Dataset rows:
— Start —

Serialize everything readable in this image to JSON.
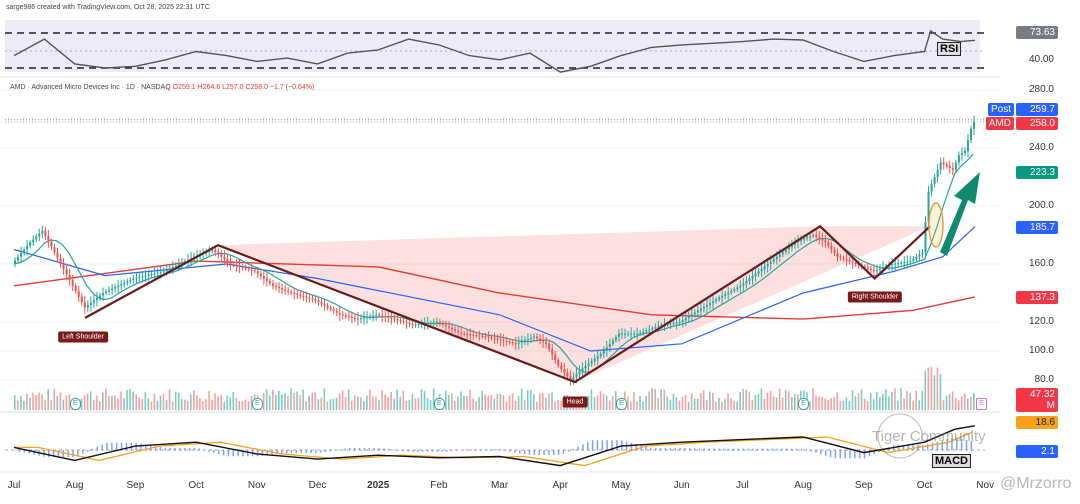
{
  "header": {
    "credit": "sarge986 created with TradingView.com, Oct 28, 2025 22:31 UTC",
    "symbol": "AMD · Advanced Micro Devices Inc · 1D · NASDAQ",
    "o": "O259.1",
    "h": "H264.6",
    "l": "L257.0",
    "c": "C258.0",
    "chg": "−1.7 (−0.64%)"
  },
  "labels": {
    "post": "Post",
    "post_val": "259.7",
    "amd": "AMD",
    "amd_val": "258.0",
    "ema": "223.3",
    "ma50": "185.7",
    "ma200": "137.3",
    "volume": "47.32 M",
    "macd1": "18.6",
    "macd2": "2.1",
    "rsi_val": "73.63",
    "rsi_axis": "40.00",
    "rsi": "RSI",
    "macd": "MACD",
    "left_shoulder": "Left Shoulder",
    "head": "Head",
    "right_shoulder": "Right Shoulder",
    "earnings": "E"
  },
  "watermarks": {
    "community": "Tiger Community",
    "author": "@Mrzorro"
  },
  "colors": {
    "up": "#26a69a",
    "down": "#ef5350",
    "ema": "#26a69a",
    "ma50": "#2962ff",
    "ma200": "#e53935",
    "pattern": "#6b1a1a",
    "arrow": "#0f8a6e"
  },
  "chart_data": {
    "type": "line",
    "title": "AMD · Advanced Micro Devices Inc · 1D · NASDAQ",
    "x_ticks": [
      "Jul",
      "Aug",
      "Sep",
      "Oct",
      "Nov",
      "Dec",
      "2025",
      "Feb",
      "Mar",
      "Apr",
      "May",
      "Jun",
      "Jul",
      "Aug",
      "Sep",
      "Oct",
      "Nov"
    ],
    "y_ticks": [
      280,
      240,
      200,
      160,
      120,
      100,
      80
    ],
    "ylim": [
      75,
      285
    ],
    "price": [
      [
        0,
        160
      ],
      [
        0.3,
        175
      ],
      [
        0.5,
        183
      ],
      [
        0.7,
        168
      ],
      [
        1,
        145
      ],
      [
        1.2,
        130
      ],
      [
        1.5,
        140
      ],
      [
        2,
        150
      ],
      [
        2.5,
        155
      ],
      [
        3,
        165
      ],
      [
        3.3,
        170
      ],
      [
        3.6,
        160
      ],
      [
        4,
        155
      ],
      [
        4.3,
        145
      ],
      [
        4.6,
        140
      ],
      [
        5,
        135
      ],
      [
        5.4,
        125
      ],
      [
        5.7,
        122
      ],
      [
        6,
        125
      ],
      [
        6.3,
        122
      ],
      [
        6.6,
        118
      ],
      [
        7,
        120
      ],
      [
        7.4,
        112
      ],
      [
        7.8,
        110
      ],
      [
        8,
        108
      ],
      [
        8.3,
        105
      ],
      [
        8.6,
        110
      ],
      [
        8.8,
        105
      ],
      [
        9,
        90
      ],
      [
        9.2,
        80
      ],
      [
        9.4,
        88
      ],
      [
        9.7,
        98
      ],
      [
        10,
        112
      ],
      [
        10.3,
        112
      ],
      [
        10.7,
        118
      ],
      [
        11,
        120
      ],
      [
        11.3,
        128
      ],
      [
        11.7,
        138
      ],
      [
        12,
        145
      ],
      [
        12.3,
        155
      ],
      [
        12.6,
        165
      ],
      [
        12.9,
        175
      ],
      [
        13.2,
        180
      ],
      [
        13.4,
        175
      ],
      [
        13.6,
        165
      ],
      [
        13.9,
        160
      ],
      [
        14.2,
        155
      ],
      [
        14.5,
        160
      ],
      [
        14.8,
        162
      ],
      [
        15,
        168
      ],
      [
        15.1,
        210
      ],
      [
        15.3,
        230
      ],
      [
        15.5,
        225
      ],
      [
        15.6,
        235
      ],
      [
        15.7,
        238
      ],
      [
        15.78,
        250
      ],
      [
        15.83,
        258
      ]
    ],
    "ma50": [
      [
        0,
        170
      ],
      [
        1.5,
        152
      ],
      [
        3.5,
        160
      ],
      [
        5,
        150
      ],
      [
        8,
        125
      ],
      [
        9.5,
        100
      ],
      [
        11,
        105
      ],
      [
        13,
        140
      ],
      [
        14.5,
        155
      ],
      [
        15.3,
        165
      ],
      [
        15.83,
        185.7
      ]
    ],
    "ma200": [
      [
        0,
        145
      ],
      [
        3,
        162
      ],
      [
        6,
        158
      ],
      [
        8,
        140
      ],
      [
        10.5,
        125
      ],
      [
        13,
        122
      ],
      [
        14.8,
        128
      ],
      [
        15.83,
        137.3
      ]
    ],
    "pattern": [
      [
        1.17,
        122.8
      ],
      [
        3.36,
        173
      ],
      [
        9.24,
        78.6
      ],
      [
        13.28,
        186
      ],
      [
        14.18,
        150
      ],
      [
        15.09,
        186
      ]
    ],
    "rsi": [
      [
        0,
        55
      ],
      [
        0.5,
        75
      ],
      [
        1,
        45
      ],
      [
        1.5,
        40
      ],
      [
        2,
        42
      ],
      [
        2.5,
        50
      ],
      [
        3,
        60
      ],
      [
        3.5,
        55
      ],
      [
        4,
        48
      ],
      [
        4.5,
        52
      ],
      [
        5,
        45
      ],
      [
        5.5,
        58
      ],
      [
        6,
        62
      ],
      [
        6.5,
        75
      ],
      [
        7,
        68
      ],
      [
        7.5,
        55
      ],
      [
        8,
        50
      ],
      [
        8.5,
        58
      ],
      [
        9,
        35
      ],
      [
        9.5,
        42
      ],
      [
        10,
        55
      ],
      [
        10.5,
        65
      ],
      [
        11,
        68
      ],
      [
        11.5,
        70
      ],
      [
        12,
        72
      ],
      [
        12.5,
        75
      ],
      [
        13,
        74
      ],
      [
        13.5,
        60
      ],
      [
        14,
        48
      ],
      [
        14.5,
        55
      ],
      [
        15,
        60
      ],
      [
        15.1,
        85
      ],
      [
        15.3,
        75
      ],
      [
        15.6,
        72
      ],
      [
        15.83,
        73.63
      ]
    ],
    "macd": [
      [
        0,
        2
      ],
      [
        1,
        -8
      ],
      [
        2,
        3
      ],
      [
        3,
        6
      ],
      [
        4,
        -3
      ],
      [
        5,
        -7
      ],
      [
        6,
        -4
      ],
      [
        7,
        -6
      ],
      [
        8,
        -5
      ],
      [
        9,
        -12
      ],
      [
        10,
        3
      ],
      [
        11,
        6
      ],
      [
        12,
        8
      ],
      [
        13,
        10
      ],
      [
        14,
        -2
      ],
      [
        15,
        6
      ],
      [
        15.5,
        16
      ],
      [
        15.83,
        18.6
      ]
    ]
  }
}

— End —

__EXERCISE BRIEF__:
Copy out the records above in full, exactly as written, but not the pictures.

__RESPONSE TO THIS EXERCISE__:
Serialize everything readable in this image to JSON.
{
  "header": {
    "credit": "sarge986 created with TradingView.com, Oct 28, 2025 22:31 UTC",
    "symbol": "AMD · Advanced Micro Devices Inc · 1D · NASDAQ",
    "o": "O259.1",
    "h": "H264.6",
    "l": "L257.0",
    "c": "C258.0",
    "chg": "−1.7 (−0.64%)"
  },
  "labels": {
    "post": "Post",
    "post_val": "259.7",
    "amd": "AMD",
    "amd_val": "258.0",
    "ema": "223.3",
    "ma50": "185.7",
    "ma200": "137.3",
    "volume": "47.32 M",
    "macd1": "18.6",
    "macd2": "2.1",
    "rsi_val": "73.63",
    "rsi_axis": "40.00",
    "rsi": "RSI",
    "macd": "MACD",
    "left_shoulder": "Left Shoulder",
    "head": "Head",
    "right_shoulder": "Right Shoulder",
    "earnings": "E"
  },
  "watermarks": {
    "community": "Tiger Community",
    "author": "@Mrzorro"
  },
  "colors": {
    "up": "#26a69a",
    "down": "#ef5350",
    "ema": "#26a69a",
    "ma50": "#2962ff",
    "ma200": "#e53935",
    "pattern": "#6b1a1a",
    "arrow": "#0f8a6e"
  },
  "chart_data": {
    "type": "line",
    "title": "AMD · Advanced Micro Devices Inc · 1D · NASDAQ",
    "x_ticks": [
      "Jul",
      "Aug",
      "Sep",
      "Oct",
      "Nov",
      "Dec",
      "2025",
      "Feb",
      "Mar",
      "Apr",
      "May",
      "Jun",
      "Jul",
      "Aug",
      "Sep",
      "Oct",
      "Nov"
    ],
    "y_ticks": [
      280,
      240,
      200,
      160,
      120,
      100,
      80
    ],
    "ylim": [
      75,
      285
    ],
    "price": [
      [
        0,
        160
      ],
      [
        0.3,
        175
      ],
      [
        0.5,
        183
      ],
      [
        0.7,
        168
      ],
      [
        1,
        145
      ],
      [
        1.2,
        130
      ],
      [
        1.5,
        140
      ],
      [
        2,
        150
      ],
      [
        2.5,
        155
      ],
      [
        3,
        165
      ],
      [
        3.3,
        170
      ],
      [
        3.6,
        160
      ],
      [
        4,
        155
      ],
      [
        4.3,
        145
      ],
      [
        4.6,
        140
      ],
      [
        5,
        135
      ],
      [
        5.4,
        125
      ],
      [
        5.7,
        122
      ],
      [
        6,
        125
      ],
      [
        6.3,
        122
      ],
      [
        6.6,
        118
      ],
      [
        7,
        120
      ],
      [
        7.4,
        112
      ],
      [
        7.8,
        110
      ],
      [
        8,
        108
      ],
      [
        8.3,
        105
      ],
      [
        8.6,
        110
      ],
      [
        8.8,
        105
      ],
      [
        9,
        90
      ],
      [
        9.2,
        80
      ],
      [
        9.4,
        88
      ],
      [
        9.7,
        98
      ],
      [
        10,
        112
      ],
      [
        10.3,
        112
      ],
      [
        10.7,
        118
      ],
      [
        11,
        120
      ],
      [
        11.3,
        128
      ],
      [
        11.7,
        138
      ],
      [
        12,
        145
      ],
      [
        12.3,
        155
      ],
      [
        12.6,
        165
      ],
      [
        12.9,
        175
      ],
      [
        13.2,
        180
      ],
      [
        13.4,
        175
      ],
      [
        13.6,
        165
      ],
      [
        13.9,
        160
      ],
      [
        14.2,
        155
      ],
      [
        14.5,
        160
      ],
      [
        14.8,
        162
      ],
      [
        15,
        168
      ],
      [
        15.1,
        210
      ],
      [
        15.3,
        230
      ],
      [
        15.5,
        225
      ],
      [
        15.6,
        235
      ],
      [
        15.7,
        238
      ],
      [
        15.78,
        250
      ],
      [
        15.83,
        258
      ]
    ],
    "ma50": [
      [
        0,
        170
      ],
      [
        1.5,
        152
      ],
      [
        3.5,
        160
      ],
      [
        5,
        150
      ],
      [
        8,
        125
      ],
      [
        9.5,
        100
      ],
      [
        11,
        105
      ],
      [
        13,
        140
      ],
      [
        14.5,
        155
      ],
      [
        15.3,
        165
      ],
      [
        15.83,
        185.7
      ]
    ],
    "ma200": [
      [
        0,
        145
      ],
      [
        3,
        162
      ],
      [
        6,
        158
      ],
      [
        8,
        140
      ],
      [
        10.5,
        125
      ],
      [
        13,
        122
      ],
      [
        14.8,
        128
      ],
      [
        15.83,
        137.3
      ]
    ],
    "pattern": [
      [
        1.17,
        122.8
      ],
      [
        3.36,
        173
      ],
      [
        9.24,
        78.6
      ],
      [
        13.28,
        186
      ],
      [
        14.18,
        150
      ],
      [
        15.09,
        186
      ]
    ],
    "rsi": [
      [
        0,
        55
      ],
      [
        0.5,
        75
      ],
      [
        1,
        45
      ],
      [
        1.5,
        40
      ],
      [
        2,
        42
      ],
      [
        2.5,
        50
      ],
      [
        3,
        60
      ],
      [
        3.5,
        55
      ],
      [
        4,
        48
      ],
      [
        4.5,
        52
      ],
      [
        5,
        45
      ],
      [
        5.5,
        58
      ],
      [
        6,
        62
      ],
      [
        6.5,
        75
      ],
      [
        7,
        68
      ],
      [
        7.5,
        55
      ],
      [
        8,
        50
      ],
      [
        8.5,
        58
      ],
      [
        9,
        35
      ],
      [
        9.5,
        42
      ],
      [
        10,
        55
      ],
      [
        10.5,
        65
      ],
      [
        11,
        68
      ],
      [
        11.5,
        70
      ],
      [
        12,
        72
      ],
      [
        12.5,
        75
      ],
      [
        13,
        74
      ],
      [
        13.5,
        60
      ],
      [
        14,
        48
      ],
      [
        14.5,
        55
      ],
      [
        15,
        60
      ],
      [
        15.1,
        85
      ],
      [
        15.3,
        75
      ],
      [
        15.6,
        72
      ],
      [
        15.83,
        73.63
      ]
    ],
    "macd": [
      [
        0,
        2
      ],
      [
        1,
        -8
      ],
      [
        2,
        3
      ],
      [
        3,
        6
      ],
      [
        4,
        -3
      ],
      [
        5,
        -7
      ],
      [
        6,
        -4
      ],
      [
        7,
        -6
      ],
      [
        8,
        -5
      ],
      [
        9,
        -12
      ],
      [
        10,
        3
      ],
      [
        11,
        6
      ],
      [
        12,
        8
      ],
      [
        13,
        10
      ],
      [
        14,
        -2
      ],
      [
        15,
        6
      ],
      [
        15.5,
        16
      ],
      [
        15.83,
        18.6
      ]
    ]
  }
}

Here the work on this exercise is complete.